> [Supplied entries]
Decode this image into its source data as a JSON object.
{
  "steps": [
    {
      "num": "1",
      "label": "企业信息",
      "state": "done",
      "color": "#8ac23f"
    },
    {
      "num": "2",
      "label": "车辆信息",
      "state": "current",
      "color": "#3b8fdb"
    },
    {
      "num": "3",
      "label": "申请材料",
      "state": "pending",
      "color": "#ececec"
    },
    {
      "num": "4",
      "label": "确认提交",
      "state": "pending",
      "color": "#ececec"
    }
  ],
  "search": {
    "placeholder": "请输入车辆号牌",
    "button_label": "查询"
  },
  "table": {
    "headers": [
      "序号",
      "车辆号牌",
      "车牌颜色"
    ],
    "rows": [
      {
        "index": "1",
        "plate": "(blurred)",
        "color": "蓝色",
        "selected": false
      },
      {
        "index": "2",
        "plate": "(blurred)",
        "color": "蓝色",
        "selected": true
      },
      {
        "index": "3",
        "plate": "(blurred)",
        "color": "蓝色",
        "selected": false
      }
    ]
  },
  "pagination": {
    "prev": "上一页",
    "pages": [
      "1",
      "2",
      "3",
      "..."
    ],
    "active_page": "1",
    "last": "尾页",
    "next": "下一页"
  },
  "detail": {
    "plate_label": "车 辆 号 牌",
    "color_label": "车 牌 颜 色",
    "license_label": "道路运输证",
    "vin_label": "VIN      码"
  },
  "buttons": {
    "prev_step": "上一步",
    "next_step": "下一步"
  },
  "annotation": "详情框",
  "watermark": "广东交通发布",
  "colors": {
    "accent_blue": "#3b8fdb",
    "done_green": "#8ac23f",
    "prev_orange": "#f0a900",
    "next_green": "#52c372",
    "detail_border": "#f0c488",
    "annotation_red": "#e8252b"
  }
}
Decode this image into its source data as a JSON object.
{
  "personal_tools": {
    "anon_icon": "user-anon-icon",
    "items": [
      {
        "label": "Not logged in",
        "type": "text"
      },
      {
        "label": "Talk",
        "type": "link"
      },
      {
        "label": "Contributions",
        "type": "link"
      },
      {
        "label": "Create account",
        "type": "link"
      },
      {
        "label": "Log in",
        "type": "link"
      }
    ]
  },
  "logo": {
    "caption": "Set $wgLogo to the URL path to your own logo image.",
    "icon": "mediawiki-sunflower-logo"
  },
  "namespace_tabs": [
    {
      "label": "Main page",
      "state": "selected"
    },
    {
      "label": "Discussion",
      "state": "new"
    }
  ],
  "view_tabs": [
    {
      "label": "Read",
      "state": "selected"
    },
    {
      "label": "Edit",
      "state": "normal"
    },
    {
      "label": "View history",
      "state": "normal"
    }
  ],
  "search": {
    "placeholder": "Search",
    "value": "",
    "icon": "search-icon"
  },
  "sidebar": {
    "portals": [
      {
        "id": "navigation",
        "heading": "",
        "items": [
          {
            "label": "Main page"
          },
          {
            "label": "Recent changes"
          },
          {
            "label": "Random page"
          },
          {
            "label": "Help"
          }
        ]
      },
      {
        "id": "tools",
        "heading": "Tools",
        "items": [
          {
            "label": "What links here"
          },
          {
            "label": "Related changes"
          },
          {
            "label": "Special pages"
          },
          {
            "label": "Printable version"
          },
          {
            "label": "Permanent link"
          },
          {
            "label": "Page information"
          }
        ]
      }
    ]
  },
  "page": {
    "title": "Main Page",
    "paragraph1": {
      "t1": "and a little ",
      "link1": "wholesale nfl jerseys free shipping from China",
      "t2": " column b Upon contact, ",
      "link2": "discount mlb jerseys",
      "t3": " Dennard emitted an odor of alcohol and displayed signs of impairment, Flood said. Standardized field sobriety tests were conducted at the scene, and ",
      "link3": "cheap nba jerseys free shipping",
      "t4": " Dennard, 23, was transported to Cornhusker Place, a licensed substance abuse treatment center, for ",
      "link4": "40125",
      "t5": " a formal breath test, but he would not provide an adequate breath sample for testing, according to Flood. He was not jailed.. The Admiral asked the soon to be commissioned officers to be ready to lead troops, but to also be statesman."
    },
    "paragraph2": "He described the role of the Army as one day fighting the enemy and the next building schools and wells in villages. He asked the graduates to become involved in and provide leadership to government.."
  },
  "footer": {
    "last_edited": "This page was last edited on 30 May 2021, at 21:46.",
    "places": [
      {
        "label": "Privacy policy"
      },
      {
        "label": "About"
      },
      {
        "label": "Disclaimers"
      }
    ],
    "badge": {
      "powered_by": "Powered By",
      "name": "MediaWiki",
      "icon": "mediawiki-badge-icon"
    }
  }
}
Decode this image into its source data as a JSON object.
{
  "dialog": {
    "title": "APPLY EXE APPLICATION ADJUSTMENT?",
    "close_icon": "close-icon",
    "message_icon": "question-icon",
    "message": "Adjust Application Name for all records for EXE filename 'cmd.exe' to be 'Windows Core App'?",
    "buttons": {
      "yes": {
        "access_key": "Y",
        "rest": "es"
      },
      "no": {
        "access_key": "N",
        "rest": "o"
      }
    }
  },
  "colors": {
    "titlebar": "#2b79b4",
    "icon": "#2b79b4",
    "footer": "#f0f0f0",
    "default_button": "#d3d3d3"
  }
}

> [Direction] Extract every line above exactly as it stands.

> [Task answer]
Decode this image into its source data as a JSON object.
{
  "steps": [
    {
      "num": "1",
      "label": "企业信息",
      "state": "done",
      "color": "#8ac23f"
    },
    {
      "num": "2",
      "label": "车辆信息",
      "state": "current",
      "color": "#3b8fdb"
    },
    {
      "num": "3",
      "label": "申请材料",
      "state": "pending",
      "color": "#ececec"
    },
    {
      "num": "4",
      "label": "确认提交",
      "state": "pending",
      "color": "#ececec"
    }
  ],
  "search": {
    "placeholder": "请输入车辆号牌",
    "button_label": "查询"
  },
  "table": {
    "headers": [
      "序号",
      "车辆号牌",
      "车牌颜色"
    ],
    "rows": [
      {
        "index": "1",
        "plate": "(blurred)",
        "color": "蓝色",
        "selected": false
      },
      {
        "index": "2",
        "plate": "(blurred)",
        "color": "蓝色",
        "selected": true
      },
      {
        "index": "3",
        "plate": "(blurred)",
        "color": "蓝色",
        "selected": false
      }
    ]
  },
  "pagination": {
    "prev": "上一页",
    "pages": [
      "1",
      "2",
      "3",
      "..."
    ],
    "active_page": "1",
    "last": "尾页",
    "next": "下一页"
  },
  "detail": {
    "plate_label": "车 辆 号 牌",
    "color_label": "车 牌 颜 色",
    "license_label": "道路运输证",
    "vin_label": "VIN      码"
  },
  "buttons": {
    "prev_step": "上一步",
    "next_step": "下一步"
  },
  "annotation": "详情框",
  "watermark": "广东交通发布",
  "colors": {
    "accent_blue": "#3b8fdb",
    "done_green": "#8ac23f",
    "prev_orange": "#f0a900",
    "next_green": "#52c372",
    "detail_border": "#f0c488",
    "annotation_red": "#e8252b"
  }
}
Decode this image into its source data as a JSON object.
{
  "personal_tools": {
    "anon_icon": "user-anon-icon",
    "items": [
      {
        "label": "Not logged in",
        "type": "text"
      },
      {
        "label": "Talk",
        "type": "link"
      },
      {
        "label": "Contributions",
        "type": "link"
      },
      {
        "label": "Create account",
        "type": "link"
      },
      {
        "label": "Log in",
        "type": "link"
      }
    ]
  },
  "logo": {
    "caption": "Set $wgLogo to the URL path to your own logo image.",
    "icon": "mediawiki-sunflower-logo"
  },
  "namespace_tabs": [
    {
      "label": "Main page",
      "state": "selected"
    },
    {
      "label": "Discussion",
      "state": "new"
    }
  ],
  "view_tabs": [
    {
      "label": "Read",
      "state": "selected"
    },
    {
      "label": "Edit",
      "state": "normal"
    },
    {
      "label": "View history",
      "state": "normal"
    }
  ],
  "search": {
    "placeholder": "Search",
    "value": "",
    "icon": "search-icon"
  },
  "sidebar": {
    "portals": [
      {
        "id": "navigation",
        "heading": "",
        "items": [
          {
            "label": "Main page"
          },
          {
            "label": "Recent changes"
          },
          {
            "label": "Random page"
          },
          {
            "label": "Help"
          }
        ]
      },
      {
        "id": "tools",
        "heading": "Tools",
        "items": [
          {
            "label": "What links here"
          },
          {
            "label": "Related changes"
          },
          {
            "label": "Special pages"
          },
          {
            "label": "Printable version"
          },
          {
            "label": "Permanent link"
          },
          {
            "label": "Page information"
          }
        ]
      }
    ]
  },
  "page": {
    "title": "Main Page",
    "paragraph1": {
      "t1": "and a little ",
      "link1": "wholesale nfl jerseys free shipping from China",
      "t2": " column b Upon contact, ",
      "link2": "discount mlb jerseys",
      "t3": " Dennard emitted an odor of alcohol and displayed signs of impairment, Flood said. Standardized field sobriety tests were conducted at the scene, and ",
      "link3": "cheap nba jerseys free shipping",
      "t4": " Dennard, 23, was transported to Cornhusker Place, a licensed substance abuse treatment center, for ",
      "link4": "40125",
      "t5": " a formal breath test, but he would not provide an adequate breath sample for testing, according to Flood. He was not jailed.. The Admiral asked the soon to be commissioned officers to be ready to lead troops, but to also be statesman."
    },
    "paragraph2": "He described the role of the Army as one day fighting the enemy and the next building schools and wells in villages. He asked the graduates to become involved in and provide leadership to government.."
  },
  "footer": {
    "last_edited": "This page was last edited on 30 May 2021, at 21:46.",
    "places": [
      {
        "label": "Privacy policy"
      },
      {
        "label": "About"
      },
      {
        "label": "Disclaimers"
      }
    ],
    "badge": {
      "powered_by": "Powered By",
      "name": "MediaWiki",
      "icon": "mediawiki-badge-icon"
    }
  }
}
Decode this image into its source data as a JSON object.
{
  "dialog": {
    "title": "APPLY EXE APPLICATION ADJUSTMENT?",
    "close_icon": "close-icon",
    "message_icon": "question-icon",
    "message": "Adjust Application Name for all records for EXE filename 'cmd.exe' to be 'Windows Core App'?",
    "buttons": {
      "yes": {
        "access_key": "Y",
        "rest": "es"
      },
      "no": {
        "access_key": "N",
        "rest": "o"
      }
    }
  },
  "colors": {
    "titlebar": "#2b79b4",
    "icon": "#2b79b4",
    "footer": "#f0f0f0",
    "default_button": "#d3d3d3"
  }
}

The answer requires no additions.